-- begin Given information --

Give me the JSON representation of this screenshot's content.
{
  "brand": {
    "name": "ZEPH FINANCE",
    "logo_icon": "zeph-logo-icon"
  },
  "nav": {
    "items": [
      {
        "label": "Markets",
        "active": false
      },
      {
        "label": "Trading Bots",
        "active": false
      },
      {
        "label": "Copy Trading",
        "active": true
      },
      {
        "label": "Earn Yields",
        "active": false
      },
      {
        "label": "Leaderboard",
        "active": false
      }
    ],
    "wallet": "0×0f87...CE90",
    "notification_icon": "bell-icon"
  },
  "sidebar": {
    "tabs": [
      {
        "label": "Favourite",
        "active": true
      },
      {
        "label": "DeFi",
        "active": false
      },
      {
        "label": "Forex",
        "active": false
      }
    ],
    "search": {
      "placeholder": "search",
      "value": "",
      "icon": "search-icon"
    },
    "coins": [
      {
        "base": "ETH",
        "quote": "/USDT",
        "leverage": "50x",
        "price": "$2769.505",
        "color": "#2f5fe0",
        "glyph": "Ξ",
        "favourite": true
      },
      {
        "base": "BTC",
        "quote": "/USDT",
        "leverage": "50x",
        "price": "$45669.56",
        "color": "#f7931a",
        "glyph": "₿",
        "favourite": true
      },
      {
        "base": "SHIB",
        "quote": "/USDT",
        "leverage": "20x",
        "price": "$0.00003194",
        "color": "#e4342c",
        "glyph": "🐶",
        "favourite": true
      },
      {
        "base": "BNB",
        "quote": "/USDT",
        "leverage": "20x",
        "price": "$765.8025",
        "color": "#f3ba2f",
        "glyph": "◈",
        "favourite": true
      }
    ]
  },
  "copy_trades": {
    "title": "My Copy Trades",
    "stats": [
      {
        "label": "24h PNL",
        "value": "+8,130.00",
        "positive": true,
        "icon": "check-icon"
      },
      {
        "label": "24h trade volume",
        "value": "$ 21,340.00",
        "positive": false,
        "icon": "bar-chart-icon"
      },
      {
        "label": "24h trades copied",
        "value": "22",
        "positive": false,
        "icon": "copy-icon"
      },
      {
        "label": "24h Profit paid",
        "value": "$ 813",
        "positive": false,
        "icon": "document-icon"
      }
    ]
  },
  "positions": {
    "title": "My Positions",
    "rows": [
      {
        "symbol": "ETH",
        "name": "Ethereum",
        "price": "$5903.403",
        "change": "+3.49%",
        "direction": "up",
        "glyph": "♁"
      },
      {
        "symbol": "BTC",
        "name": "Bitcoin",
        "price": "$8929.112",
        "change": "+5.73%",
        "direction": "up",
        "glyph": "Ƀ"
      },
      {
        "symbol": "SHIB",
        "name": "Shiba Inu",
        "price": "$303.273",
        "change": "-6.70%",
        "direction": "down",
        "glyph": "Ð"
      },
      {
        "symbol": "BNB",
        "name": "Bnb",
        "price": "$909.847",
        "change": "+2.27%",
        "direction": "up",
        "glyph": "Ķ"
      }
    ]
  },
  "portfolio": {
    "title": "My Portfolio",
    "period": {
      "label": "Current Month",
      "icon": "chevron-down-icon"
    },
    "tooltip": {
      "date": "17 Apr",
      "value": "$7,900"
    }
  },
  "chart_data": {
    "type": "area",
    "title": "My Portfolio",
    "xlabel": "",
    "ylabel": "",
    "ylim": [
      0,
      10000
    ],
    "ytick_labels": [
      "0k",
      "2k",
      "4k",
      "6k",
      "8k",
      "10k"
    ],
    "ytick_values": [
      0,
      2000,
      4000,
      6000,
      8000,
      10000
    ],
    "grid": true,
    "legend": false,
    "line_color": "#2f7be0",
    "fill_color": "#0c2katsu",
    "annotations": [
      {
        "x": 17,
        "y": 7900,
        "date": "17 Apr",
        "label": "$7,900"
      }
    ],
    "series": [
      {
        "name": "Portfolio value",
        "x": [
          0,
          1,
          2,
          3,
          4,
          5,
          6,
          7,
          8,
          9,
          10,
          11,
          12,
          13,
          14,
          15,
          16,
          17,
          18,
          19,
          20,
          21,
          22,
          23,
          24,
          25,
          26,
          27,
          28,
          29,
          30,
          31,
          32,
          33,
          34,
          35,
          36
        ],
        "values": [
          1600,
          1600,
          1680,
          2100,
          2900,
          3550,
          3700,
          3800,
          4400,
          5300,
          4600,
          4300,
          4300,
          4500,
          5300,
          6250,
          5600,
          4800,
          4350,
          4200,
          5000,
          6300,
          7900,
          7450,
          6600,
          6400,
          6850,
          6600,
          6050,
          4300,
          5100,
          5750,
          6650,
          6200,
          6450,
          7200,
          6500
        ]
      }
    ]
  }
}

-- end Given information --

Directions for this task -
Each line of the material must be restated exactly.

The output -
Give me the JSON representation of this screenshot's content.
{
  "brand": {
    "name": "ZEPH FINANCE",
    "logo_icon": "zeph-logo-icon"
  },
  "nav": {
    "items": [
      {
        "label": "Markets",
        "active": false
      },
      {
        "label": "Trading Bots",
        "active": false
      },
      {
        "label": "Copy Trading",
        "active": true
      },
      {
        "label": "Earn Yields",
        "active": false
      },
      {
        "label": "Leaderboard",
        "active": false
      }
    ],
    "wallet": "0×0f87...CE90",
    "notification_icon": "bell-icon"
  },
  "sidebar": {
    "tabs": [
      {
        "label": "Favourite",
        "active": true
      },
      {
        "label": "DeFi",
        "active": false
      },
      {
        "label": "Forex",
        "active": false
      }
    ],
    "search": {
      "placeholder": "search",
      "value": "",
      "icon": "search-icon"
    },
    "coins": [
      {
        "base": "ETH",
        "quote": "/USDT",
        "leverage": "50x",
        "price": "$2769.505",
        "color": "#2f5fe0",
        "glyph": "Ξ",
        "favourite": true
      },
      {
        "base": "BTC",
        "quote": "/USDT",
        "leverage": "50x",
        "price": "$45669.56",
        "color": "#f7931a",
        "glyph": "₿",
        "favourite": true
      },
      {
        "base": "SHIB",
        "quote": "/USDT",
        "leverage": "20x",
        "price": "$0.00003194",
        "color": "#e4342c",
        "glyph": "🐶",
        "favourite": true
      },
      {
        "base": "BNB",
        "quote": "/USDT",
        "leverage": "20x",
        "price": "$765.8025",
        "color": "#f3ba2f",
        "glyph": "◈",
        "favourite": true
      }
    ]
  },
  "copy_trades": {
    "title": "My Copy Trades",
    "stats": [
      {
        "label": "24h PNL",
        "value": "+8,130.00",
        "positive": true,
        "icon": "check-icon"
      },
      {
        "label": "24h trade volume",
        "value": "$ 21,340.00",
        "positive": false,
        "icon": "bar-chart-icon"
      },
      {
        "label": "24h trades copied",
        "value": "22",
        "positive": false,
        "icon": "copy-icon"
      },
      {
        "label": "24h Profit paid",
        "value": "$ 813",
        "positive": false,
        "icon": "document-icon"
      }
    ]
  },
  "positions": {
    "title": "My Positions",
    "rows": [
      {
        "symbol": "ETH",
        "name": "Ethereum",
        "price": "$5903.403",
        "change": "+3.49%",
        "direction": "up",
        "glyph": "♁"
      },
      {
        "symbol": "BTC",
        "name": "Bitcoin",
        "price": "$8929.112",
        "change": "+5.73%",
        "direction": "up",
        "glyph": "Ƀ"
      },
      {
        "symbol": "SHIB",
        "name": "Shiba Inu",
        "price": "$303.273",
        "change": "-6.70%",
        "direction": "down",
        "glyph": "Ð"
      },
      {
        "symbol": "BNB",
        "name": "Bnb",
        "price": "$909.847",
        "change": "+2.27%",
        "direction": "up",
        "glyph": "Ķ"
      }
    ]
  },
  "portfolio": {
    "title": "My Portfolio",
    "period": {
      "label": "Current Month",
      "icon": "chevron-down-icon"
    },
    "tooltip": {
      "date": "17 Apr",
      "value": "$7,900"
    }
  },
  "chart_data": {
    "type": "area",
    "title": "My Portfolio",
    "xlabel": "",
    "ylabel": "",
    "ylim": [
      0,
      10000
    ],
    "ytick_labels": [
      "0k",
      "2k",
      "4k",
      "6k",
      "8k",
      "10k"
    ],
    "ytick_values": [
      0,
      2000,
      4000,
      6000,
      8000,
      10000
    ],
    "grid": true,
    "legend": false,
    "line_color": "#2f7be0",
    "fill_color": "#0c2katsu",
    "annotations": [
      {
        "x": 17,
        "y": 7900,
        "date": "17 Apr",
        "label": "$7,900"
      }
    ],
    "series": [
      {
        "name": "Portfolio value",
        "x": [
          0,
          1,
          2,
          3,
          4,
          5,
          6,
          7,
          8,
          9,
          10,
          11,
          12,
          13,
          14,
          15,
          16,
          17,
          18,
          19,
          20,
          21,
          22,
          23,
          24,
          25,
          26,
          27,
          28,
          29,
          30,
          31,
          32,
          33,
          34,
          35,
          36
        ],
        "values": [
          1600,
          1600,
          1680,
          2100,
          2900,
          3550,
          3700,
          3800,
          4400,
          5300,
          4600,
          4300,
          4300,
          4500,
          5300,
          6250,
          5600,
          4800,
          4350,
          4200,
          5000,
          6300,
          7900,
          7450,
          6600,
          6400,
          6850,
          6600,
          6050,
          4300,
          5100,
          5750,
          6650,
          6200,
          6450,
          7200,
          6500
        ]
      }
    ]
  }
}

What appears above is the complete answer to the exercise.